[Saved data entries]
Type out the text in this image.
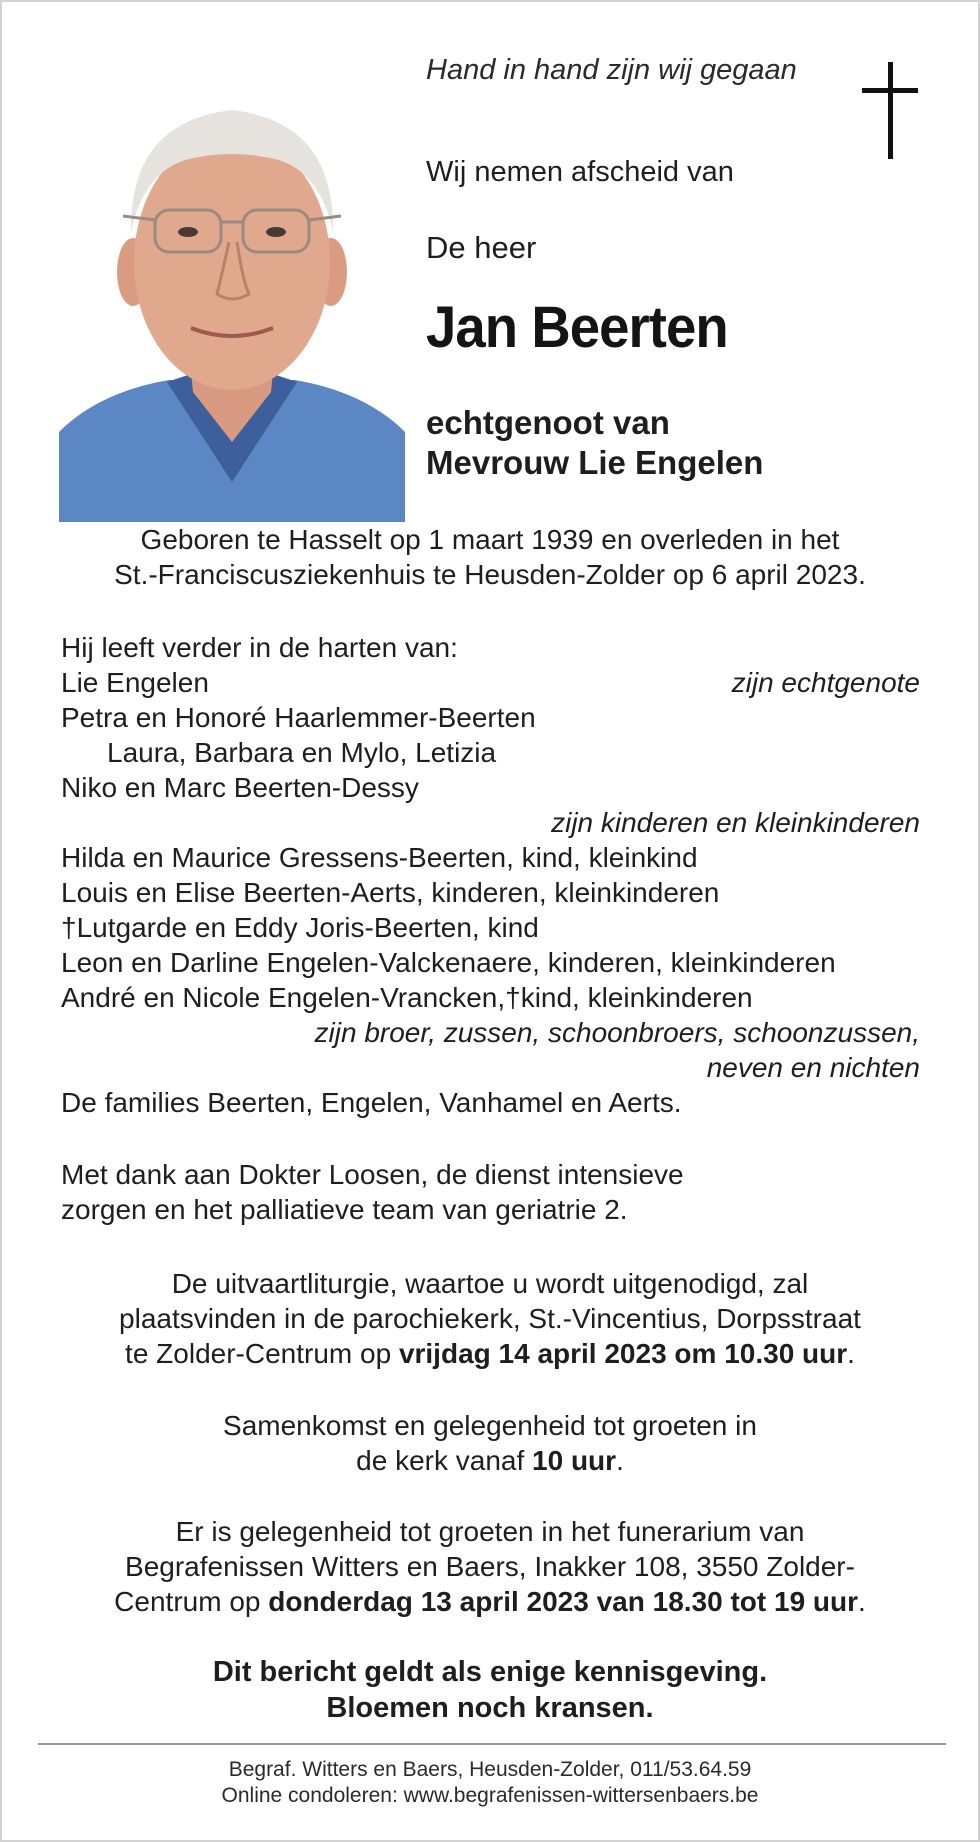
Hand in hand zijn wij gegaan
Wij nemen afscheid van
De heer
Jan Beerten
echtgenoot van
Mevrouw Lie Engelen
Geboren te Hasselt op 1 maart 1939 en overleden in het
St.-Franciscusziekenhuis te Heusden-Zolder op 6 april 2023.
Hij leeft verder in de harten van:
Lie Engelen	zijn echtgenote
Petra en Honoré Haarlemmer-Beerten
Laura, Barbara en Mylo, Letizia
Niko en Marc Beerten-Dessy
zijn kinderen en kleinkinderen
Hilda en Maurice Gressens-Beerten, kind, kleinkind
Louis en Elise Beerten-Aerts, kinderen, kleinkinderen
†Lutgarde en Eddy Joris-Beerten, kind
Leon en Darline Engelen-Valckenaere, kinderen, kleinkinderen
André en Nicole Engelen-Vrancken,†kind, kleinkinderen
zijn broer, zussen, schoonbroers, schoonzussen,
neven en nichten
De families Beerten, Engelen, Vanhamel en Aerts.
Met dank aan Dokter Loosen, de dienst intensieve
zorgen en het palliatieve team van geriatrie 2.
De uitvaartliturgie, waartoe u wordt uitgenodigd, zal
plaatsvinden in de parochiekerk, St.-Vincentius, Dorpsstraat
te Zolder-Centrum op vrijdag 14 april 2023 om 10.30 uur.
Samenkomst en gelegenheid tot groeten in
de kerk vanaf 10 uur.
Er is gelegenheid tot groeten in het funerarium van
Begrafenissen Witters en Baers, Inakker 108, 3550 Zolder-
Centrum op donderdag 13 april 2023 van 18.30 tot 19 uur.
Dit bericht geldt als enige kennisgeving.
Bloemen noch kransen.
Begraf. Witters en Baers, Heusden-Zolder, 011/53.64.59
Online condoleren: www.begrafenissen-wittersenbaers.be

• **EXERCISE DETAILS**:
Quote every record above exactly, omitting any pictures they contain.

• **TASK RESULT**:
Type out the text in this image.
Hand in hand zijn wij gegaan
Wij nemen afscheid van
De heer
Jan Beerten
echtgenoot van
Mevrouw Lie Engelen
Geboren te Hasselt op 1 maart 1939 en overleden in het
St.-Franciscusziekenhuis te Heusden-Zolder op 6 april 2023.
Hij leeft verder in de harten van:
Lie Engelen	zijn echtgenote
Petra en Honoré Haarlemmer-Beerten
Laura, Barbara en Mylo, Letizia
Niko en Marc Beerten-Dessy
zijn kinderen en kleinkinderen
Hilda en Maurice Gressens-Beerten, kind, kleinkind
Louis en Elise Beerten-Aerts, kinderen, kleinkinderen
†Lutgarde en Eddy Joris-Beerten, kind
Leon en Darline Engelen-Valckenaere, kinderen, kleinkinderen
André en Nicole Engelen-Vrancken,†kind, kleinkinderen
zijn broer, zussen, schoonbroers, schoonzussen,
neven en nichten
De families Beerten, Engelen, Vanhamel en Aerts.
Met dank aan Dokter Loosen, de dienst intensieve
zorgen en het palliatieve team van geriatrie 2.
De uitvaartliturgie, waartoe u wordt uitgenodigd, zal
plaatsvinden in de parochiekerk, St.-Vincentius, Dorpsstraat
te Zolder-Centrum op vrijdag 14 april 2023 om 10.30 uur.
Samenkomst en gelegenheid tot groeten in
de kerk vanaf 10 uur.
Er is gelegenheid tot groeten in het funerarium van
Begrafenissen Witters en Baers, Inakker 108, 3550 Zolder-
Centrum op donderdag 13 april 2023 van 18.30 tot 19 uur.
Dit bericht geldt als enige kennisgeving.
Bloemen noch kransen.
Begraf. Witters en Baers, Heusden-Zolder, 011/53.64.59
Online condoleren: www.begrafenissen-wittersenbaers.be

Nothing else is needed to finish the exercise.